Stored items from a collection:
▬▬▬

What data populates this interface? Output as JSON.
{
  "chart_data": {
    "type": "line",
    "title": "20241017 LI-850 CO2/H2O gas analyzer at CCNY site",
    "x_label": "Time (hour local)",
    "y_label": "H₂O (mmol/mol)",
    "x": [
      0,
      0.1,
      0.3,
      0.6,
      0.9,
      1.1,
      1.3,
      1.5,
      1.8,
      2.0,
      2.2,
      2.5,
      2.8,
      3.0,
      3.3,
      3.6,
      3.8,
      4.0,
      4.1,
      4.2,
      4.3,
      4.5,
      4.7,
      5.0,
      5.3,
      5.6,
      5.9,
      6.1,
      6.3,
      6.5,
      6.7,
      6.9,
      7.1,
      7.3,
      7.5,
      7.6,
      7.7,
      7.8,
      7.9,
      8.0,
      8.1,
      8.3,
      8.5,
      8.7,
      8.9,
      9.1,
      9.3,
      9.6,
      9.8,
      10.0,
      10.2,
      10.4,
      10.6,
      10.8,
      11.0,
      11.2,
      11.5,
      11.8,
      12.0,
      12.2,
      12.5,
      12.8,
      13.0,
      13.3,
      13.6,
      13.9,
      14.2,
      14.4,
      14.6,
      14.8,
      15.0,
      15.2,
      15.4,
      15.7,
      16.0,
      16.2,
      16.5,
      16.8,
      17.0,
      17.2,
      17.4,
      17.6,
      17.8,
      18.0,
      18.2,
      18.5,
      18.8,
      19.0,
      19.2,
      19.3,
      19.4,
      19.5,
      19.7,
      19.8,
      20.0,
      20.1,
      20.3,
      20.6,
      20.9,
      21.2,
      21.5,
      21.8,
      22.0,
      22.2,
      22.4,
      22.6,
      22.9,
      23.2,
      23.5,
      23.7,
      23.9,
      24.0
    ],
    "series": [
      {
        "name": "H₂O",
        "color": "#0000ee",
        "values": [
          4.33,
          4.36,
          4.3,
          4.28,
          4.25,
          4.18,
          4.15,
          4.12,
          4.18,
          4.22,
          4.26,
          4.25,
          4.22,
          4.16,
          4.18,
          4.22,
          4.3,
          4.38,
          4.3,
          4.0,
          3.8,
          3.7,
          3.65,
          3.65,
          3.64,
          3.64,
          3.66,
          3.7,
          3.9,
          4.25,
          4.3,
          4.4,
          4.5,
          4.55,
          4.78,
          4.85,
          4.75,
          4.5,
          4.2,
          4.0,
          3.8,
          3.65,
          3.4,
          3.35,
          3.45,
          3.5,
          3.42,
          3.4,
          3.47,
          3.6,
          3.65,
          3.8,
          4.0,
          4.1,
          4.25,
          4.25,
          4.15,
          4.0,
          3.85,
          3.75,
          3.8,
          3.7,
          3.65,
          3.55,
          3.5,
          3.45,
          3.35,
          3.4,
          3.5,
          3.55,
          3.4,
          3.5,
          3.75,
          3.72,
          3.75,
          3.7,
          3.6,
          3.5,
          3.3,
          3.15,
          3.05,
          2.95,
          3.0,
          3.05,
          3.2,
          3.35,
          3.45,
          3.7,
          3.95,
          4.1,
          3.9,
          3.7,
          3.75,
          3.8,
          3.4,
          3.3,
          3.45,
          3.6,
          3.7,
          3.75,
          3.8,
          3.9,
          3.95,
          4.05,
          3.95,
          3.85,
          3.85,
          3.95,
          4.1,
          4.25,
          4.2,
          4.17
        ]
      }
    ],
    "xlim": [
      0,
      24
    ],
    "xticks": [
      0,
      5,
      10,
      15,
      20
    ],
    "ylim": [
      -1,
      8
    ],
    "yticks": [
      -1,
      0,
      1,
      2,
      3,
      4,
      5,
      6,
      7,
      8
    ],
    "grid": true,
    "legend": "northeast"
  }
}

▬▬▬

EXERCISE DESCRIPTION ▸
Your task is to quote the listing above word for word.

ANSWER TO THIS PROBLEM ▸
What data populates this interface? Output as JSON.
{
  "chart_data": {
    "type": "line",
    "title": "20241017 LI-850 CO2/H2O gas analyzer at CCNY site",
    "x_label": "Time (hour local)",
    "y_label": "H₂O (mmol/mol)",
    "x": [
      0,
      0.1,
      0.3,
      0.6,
      0.9,
      1.1,
      1.3,
      1.5,
      1.8,
      2.0,
      2.2,
      2.5,
      2.8,
      3.0,
      3.3,
      3.6,
      3.8,
      4.0,
      4.1,
      4.2,
      4.3,
      4.5,
      4.7,
      5.0,
      5.3,
      5.6,
      5.9,
      6.1,
      6.3,
      6.5,
      6.7,
      6.9,
      7.1,
      7.3,
      7.5,
      7.6,
      7.7,
      7.8,
      7.9,
      8.0,
      8.1,
      8.3,
      8.5,
      8.7,
      8.9,
      9.1,
      9.3,
      9.6,
      9.8,
      10.0,
      10.2,
      10.4,
      10.6,
      10.8,
      11.0,
      11.2,
      11.5,
      11.8,
      12.0,
      12.2,
      12.5,
      12.8,
      13.0,
      13.3,
      13.6,
      13.9,
      14.2,
      14.4,
      14.6,
      14.8,
      15.0,
      15.2,
      15.4,
      15.7,
      16.0,
      16.2,
      16.5,
      16.8,
      17.0,
      17.2,
      17.4,
      17.6,
      17.8,
      18.0,
      18.2,
      18.5,
      18.8,
      19.0,
      19.2,
      19.3,
      19.4,
      19.5,
      19.7,
      19.8,
      20.0,
      20.1,
      20.3,
      20.6,
      20.9,
      21.2,
      21.5,
      21.8,
      22.0,
      22.2,
      22.4,
      22.6,
      22.9,
      23.2,
      23.5,
      23.7,
      23.9,
      24.0
    ],
    "series": [
      {
        "name": "H₂O",
        "color": "#0000ee",
        "values": [
          4.33,
          4.36,
          4.3,
          4.28,
          4.25,
          4.18,
          4.15,
          4.12,
          4.18,
          4.22,
          4.26,
          4.25,
          4.22,
          4.16,
          4.18,
          4.22,
          4.3,
          4.38,
          4.3,
          4.0,
          3.8,
          3.7,
          3.65,
          3.65,
          3.64,
          3.64,
          3.66,
          3.7,
          3.9,
          4.25,
          4.3,
          4.4,
          4.5,
          4.55,
          4.78,
          4.85,
          4.75,
          4.5,
          4.2,
          4.0,
          3.8,
          3.65,
          3.4,
          3.35,
          3.45,
          3.5,
          3.42,
          3.4,
          3.47,
          3.6,
          3.65,
          3.8,
          4.0,
          4.1,
          4.25,
          4.25,
          4.15,
          4.0,
          3.85,
          3.75,
          3.8,
          3.7,
          3.65,
          3.55,
          3.5,
          3.45,
          3.35,
          3.4,
          3.5,
          3.55,
          3.4,
          3.5,
          3.75,
          3.72,
          3.75,
          3.7,
          3.6,
          3.5,
          3.3,
          3.15,
          3.05,
          2.95,
          3.0,
          3.05,
          3.2,
          3.35,
          3.45,
          3.7,
          3.95,
          4.1,
          3.9,
          3.7,
          3.75,
          3.8,
          3.4,
          3.3,
          3.45,
          3.6,
          3.7,
          3.75,
          3.8,
          3.9,
          3.95,
          4.05,
          3.95,
          3.85,
          3.85,
          3.95,
          4.1,
          4.25,
          4.2,
          4.17
        ]
      }
    ],
    "xlim": [
      0,
      24
    ],
    "xticks": [
      0,
      5,
      10,
      15,
      20
    ],
    "ylim": [
      -1,
      8
    ],
    "yticks": [
      -1,
      0,
      1,
      2,
      3,
      4,
      5,
      6,
      7,
      8
    ],
    "grid": true,
    "legend": "northeast"
  }
}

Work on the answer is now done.